• **Information shown**:
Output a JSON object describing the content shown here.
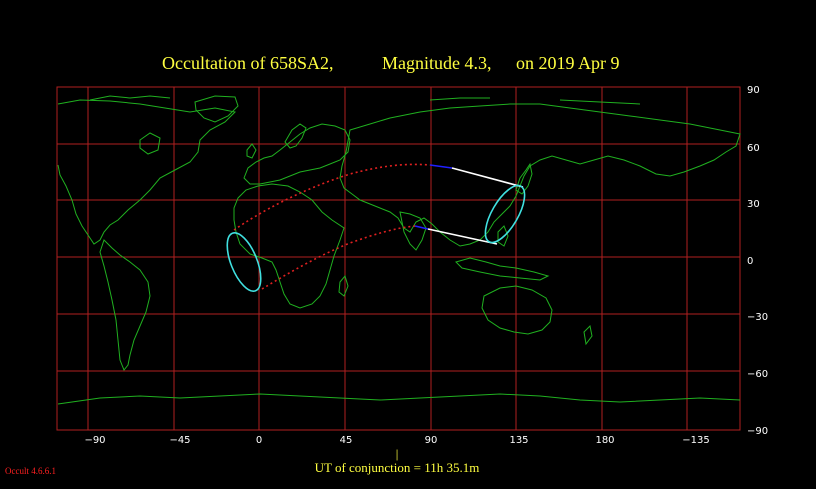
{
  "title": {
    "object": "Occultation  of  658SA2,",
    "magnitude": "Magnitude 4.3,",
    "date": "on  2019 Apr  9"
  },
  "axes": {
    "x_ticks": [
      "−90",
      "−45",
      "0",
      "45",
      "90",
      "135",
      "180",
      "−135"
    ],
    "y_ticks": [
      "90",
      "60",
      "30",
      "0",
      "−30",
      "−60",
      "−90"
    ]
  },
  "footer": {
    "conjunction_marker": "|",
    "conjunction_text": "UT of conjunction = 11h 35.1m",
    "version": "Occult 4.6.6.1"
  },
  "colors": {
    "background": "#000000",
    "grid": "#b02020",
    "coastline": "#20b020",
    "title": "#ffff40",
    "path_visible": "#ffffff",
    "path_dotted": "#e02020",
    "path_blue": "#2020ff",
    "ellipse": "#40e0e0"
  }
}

• **Challenge**: Leave out the pictures and copy everything else in the records word for word.

• **Result**:
Output a JSON object describing the content shown here.
{
  "title": {
    "object": "Occultation  of  658SA2,",
    "magnitude": "Magnitude 4.3,",
    "date": "on  2019 Apr  9"
  },
  "axes": {
    "x_ticks": [
      "−90",
      "−45",
      "0",
      "45",
      "90",
      "135",
      "180",
      "−135"
    ],
    "y_ticks": [
      "90",
      "60",
      "30",
      "0",
      "−30",
      "−60",
      "−90"
    ]
  },
  "footer": {
    "conjunction_marker": "|",
    "conjunction_text": "UT of conjunction = 11h 35.1m",
    "version": "Occult 4.6.6.1"
  },
  "colors": {
    "background": "#000000",
    "grid": "#b02020",
    "coastline": "#20b020",
    "title": "#ffff40",
    "path_visible": "#ffffff",
    "path_dotted": "#e02020",
    "path_blue": "#2020ff",
    "ellipse": "#40e0e0"
  }
}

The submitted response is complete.